Request:
Copy out each line exactly as it appears.
* Begin The data *
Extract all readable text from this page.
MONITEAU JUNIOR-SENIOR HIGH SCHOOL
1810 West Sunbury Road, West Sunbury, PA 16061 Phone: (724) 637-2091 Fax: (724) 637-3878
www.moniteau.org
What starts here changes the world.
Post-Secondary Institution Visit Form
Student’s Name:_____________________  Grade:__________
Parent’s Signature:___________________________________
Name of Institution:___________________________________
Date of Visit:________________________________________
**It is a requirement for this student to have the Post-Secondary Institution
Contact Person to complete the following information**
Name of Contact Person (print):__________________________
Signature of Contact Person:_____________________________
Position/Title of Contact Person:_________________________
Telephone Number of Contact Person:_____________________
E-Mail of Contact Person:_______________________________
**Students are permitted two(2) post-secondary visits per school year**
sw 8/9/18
* End The data *
Finished task:
Extract all readable text from this page.
MONITEAU JUNIOR-SENIOR HIGH SCHOOL
1810 West Sunbury Road, West Sunbury, PA 16061 Phone: (724) 637-2091 Fax: (724) 637-3878
www.moniteau.org
What starts here changes the world.
Post-Secondary Institution Visit Form
Student’s Name:_____________________  Grade:__________
Parent’s Signature:___________________________________
Name of Institution:___________________________________
Date of Visit:________________________________________
**It is a requirement for this student to have the Post-Secondary Institution
Contact Person to complete the following information**
Name of Contact Person (print):__________________________
Signature of Contact Person:_____________________________
Position/Title of Contact Person:_________________________
Telephone Number of Contact Person:_____________________
E-Mail of Contact Person:_______________________________
**Students are permitted two(2) post-secondary visits per school year**
sw 8/9/18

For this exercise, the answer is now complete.